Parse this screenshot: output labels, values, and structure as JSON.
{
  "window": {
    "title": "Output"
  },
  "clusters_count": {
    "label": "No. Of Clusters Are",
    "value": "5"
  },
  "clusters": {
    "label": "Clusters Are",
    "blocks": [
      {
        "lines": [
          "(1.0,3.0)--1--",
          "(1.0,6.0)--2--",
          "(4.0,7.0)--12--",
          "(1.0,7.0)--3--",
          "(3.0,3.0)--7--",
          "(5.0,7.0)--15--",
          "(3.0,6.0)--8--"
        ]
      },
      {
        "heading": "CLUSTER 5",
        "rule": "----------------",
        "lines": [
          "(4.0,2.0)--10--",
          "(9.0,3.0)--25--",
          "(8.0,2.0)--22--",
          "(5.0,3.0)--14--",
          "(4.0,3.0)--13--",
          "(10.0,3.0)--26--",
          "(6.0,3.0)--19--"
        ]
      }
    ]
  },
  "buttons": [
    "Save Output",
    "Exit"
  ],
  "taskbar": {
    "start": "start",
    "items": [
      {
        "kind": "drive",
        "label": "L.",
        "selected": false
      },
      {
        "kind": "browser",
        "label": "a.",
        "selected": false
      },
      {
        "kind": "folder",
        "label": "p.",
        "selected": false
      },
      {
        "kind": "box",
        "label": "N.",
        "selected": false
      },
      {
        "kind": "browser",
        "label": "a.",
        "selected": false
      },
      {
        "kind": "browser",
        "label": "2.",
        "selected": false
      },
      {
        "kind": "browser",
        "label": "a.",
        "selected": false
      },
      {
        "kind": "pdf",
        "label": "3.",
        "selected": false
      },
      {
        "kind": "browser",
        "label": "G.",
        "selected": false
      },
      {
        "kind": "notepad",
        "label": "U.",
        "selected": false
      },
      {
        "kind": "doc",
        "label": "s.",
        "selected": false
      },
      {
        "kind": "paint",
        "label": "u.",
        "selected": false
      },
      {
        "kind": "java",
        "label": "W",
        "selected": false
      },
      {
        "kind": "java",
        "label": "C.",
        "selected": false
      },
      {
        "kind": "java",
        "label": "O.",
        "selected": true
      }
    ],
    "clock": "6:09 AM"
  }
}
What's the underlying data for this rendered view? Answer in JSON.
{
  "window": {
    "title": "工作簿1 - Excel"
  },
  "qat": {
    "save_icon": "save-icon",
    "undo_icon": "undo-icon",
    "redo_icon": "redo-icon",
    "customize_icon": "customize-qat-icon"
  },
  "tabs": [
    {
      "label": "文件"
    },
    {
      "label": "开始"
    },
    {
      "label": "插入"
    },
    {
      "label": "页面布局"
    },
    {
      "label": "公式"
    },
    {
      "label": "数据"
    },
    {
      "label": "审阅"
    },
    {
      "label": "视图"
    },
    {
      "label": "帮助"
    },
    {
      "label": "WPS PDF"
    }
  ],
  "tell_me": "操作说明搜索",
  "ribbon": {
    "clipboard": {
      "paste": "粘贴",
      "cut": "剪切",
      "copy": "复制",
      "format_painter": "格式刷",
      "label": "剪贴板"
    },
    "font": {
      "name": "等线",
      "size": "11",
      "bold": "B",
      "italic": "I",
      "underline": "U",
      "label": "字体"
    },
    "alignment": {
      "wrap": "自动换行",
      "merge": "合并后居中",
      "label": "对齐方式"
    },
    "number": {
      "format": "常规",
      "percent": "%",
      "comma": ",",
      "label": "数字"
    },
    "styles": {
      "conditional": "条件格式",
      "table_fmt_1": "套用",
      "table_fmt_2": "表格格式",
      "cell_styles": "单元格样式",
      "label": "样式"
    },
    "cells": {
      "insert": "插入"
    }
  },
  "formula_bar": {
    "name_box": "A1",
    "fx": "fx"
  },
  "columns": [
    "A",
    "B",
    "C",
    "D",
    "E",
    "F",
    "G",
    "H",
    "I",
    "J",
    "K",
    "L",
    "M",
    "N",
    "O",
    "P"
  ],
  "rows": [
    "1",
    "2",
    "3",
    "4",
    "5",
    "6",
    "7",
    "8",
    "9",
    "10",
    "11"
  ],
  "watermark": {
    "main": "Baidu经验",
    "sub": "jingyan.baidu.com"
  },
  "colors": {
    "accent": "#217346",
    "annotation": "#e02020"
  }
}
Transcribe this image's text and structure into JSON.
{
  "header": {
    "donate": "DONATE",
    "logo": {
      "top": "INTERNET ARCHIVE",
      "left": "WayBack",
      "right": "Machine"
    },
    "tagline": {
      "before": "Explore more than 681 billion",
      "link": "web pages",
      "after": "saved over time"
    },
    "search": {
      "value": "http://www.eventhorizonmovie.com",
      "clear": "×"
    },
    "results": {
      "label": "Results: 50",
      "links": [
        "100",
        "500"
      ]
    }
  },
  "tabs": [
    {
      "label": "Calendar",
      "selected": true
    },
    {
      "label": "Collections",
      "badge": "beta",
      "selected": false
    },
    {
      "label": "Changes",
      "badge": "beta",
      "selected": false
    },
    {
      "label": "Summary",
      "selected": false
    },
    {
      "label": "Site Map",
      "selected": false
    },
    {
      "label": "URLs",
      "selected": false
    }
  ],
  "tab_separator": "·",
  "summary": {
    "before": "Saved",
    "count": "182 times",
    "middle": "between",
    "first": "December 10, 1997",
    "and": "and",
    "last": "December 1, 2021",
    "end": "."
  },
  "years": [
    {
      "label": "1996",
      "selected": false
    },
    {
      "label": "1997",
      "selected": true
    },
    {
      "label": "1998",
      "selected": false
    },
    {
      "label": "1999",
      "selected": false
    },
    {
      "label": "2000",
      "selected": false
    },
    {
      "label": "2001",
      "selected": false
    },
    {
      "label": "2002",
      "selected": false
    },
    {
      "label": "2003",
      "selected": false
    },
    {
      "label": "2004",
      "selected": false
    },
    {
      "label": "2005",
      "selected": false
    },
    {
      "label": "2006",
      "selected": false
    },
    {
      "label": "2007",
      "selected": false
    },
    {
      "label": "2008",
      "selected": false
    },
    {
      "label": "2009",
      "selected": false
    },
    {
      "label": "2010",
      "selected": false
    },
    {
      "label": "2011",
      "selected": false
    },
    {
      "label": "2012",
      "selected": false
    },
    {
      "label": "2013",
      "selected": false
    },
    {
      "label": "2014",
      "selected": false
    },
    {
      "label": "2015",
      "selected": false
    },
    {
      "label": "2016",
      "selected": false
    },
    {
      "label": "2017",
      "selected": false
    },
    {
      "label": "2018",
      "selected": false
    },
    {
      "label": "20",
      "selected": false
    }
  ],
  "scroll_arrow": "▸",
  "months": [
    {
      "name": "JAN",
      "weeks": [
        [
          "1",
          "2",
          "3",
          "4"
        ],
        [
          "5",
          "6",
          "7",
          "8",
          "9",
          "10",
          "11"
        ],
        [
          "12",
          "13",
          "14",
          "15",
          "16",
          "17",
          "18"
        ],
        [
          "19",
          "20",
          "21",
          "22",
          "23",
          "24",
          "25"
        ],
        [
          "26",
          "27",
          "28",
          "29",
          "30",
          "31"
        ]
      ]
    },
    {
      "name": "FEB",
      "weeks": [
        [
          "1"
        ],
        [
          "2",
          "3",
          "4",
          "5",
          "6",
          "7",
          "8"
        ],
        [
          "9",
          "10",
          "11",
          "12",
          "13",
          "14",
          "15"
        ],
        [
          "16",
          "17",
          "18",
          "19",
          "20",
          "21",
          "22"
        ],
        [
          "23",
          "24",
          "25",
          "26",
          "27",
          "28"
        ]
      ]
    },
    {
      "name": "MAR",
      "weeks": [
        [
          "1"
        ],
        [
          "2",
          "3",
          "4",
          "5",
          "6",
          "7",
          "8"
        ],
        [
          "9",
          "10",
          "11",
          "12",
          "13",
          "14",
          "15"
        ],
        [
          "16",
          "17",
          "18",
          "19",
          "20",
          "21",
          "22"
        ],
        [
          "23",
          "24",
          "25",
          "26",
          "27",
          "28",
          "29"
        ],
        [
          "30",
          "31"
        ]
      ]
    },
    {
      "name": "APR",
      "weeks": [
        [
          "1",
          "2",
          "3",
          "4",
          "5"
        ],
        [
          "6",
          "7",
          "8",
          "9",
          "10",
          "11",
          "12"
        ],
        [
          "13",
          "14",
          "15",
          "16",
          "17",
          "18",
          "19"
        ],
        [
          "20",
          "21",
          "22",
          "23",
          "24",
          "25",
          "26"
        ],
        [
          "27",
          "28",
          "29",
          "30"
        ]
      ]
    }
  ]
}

======

Work out how many lines above contain the word "structure". Give only the number.

▸ TASK OUTPUT: 2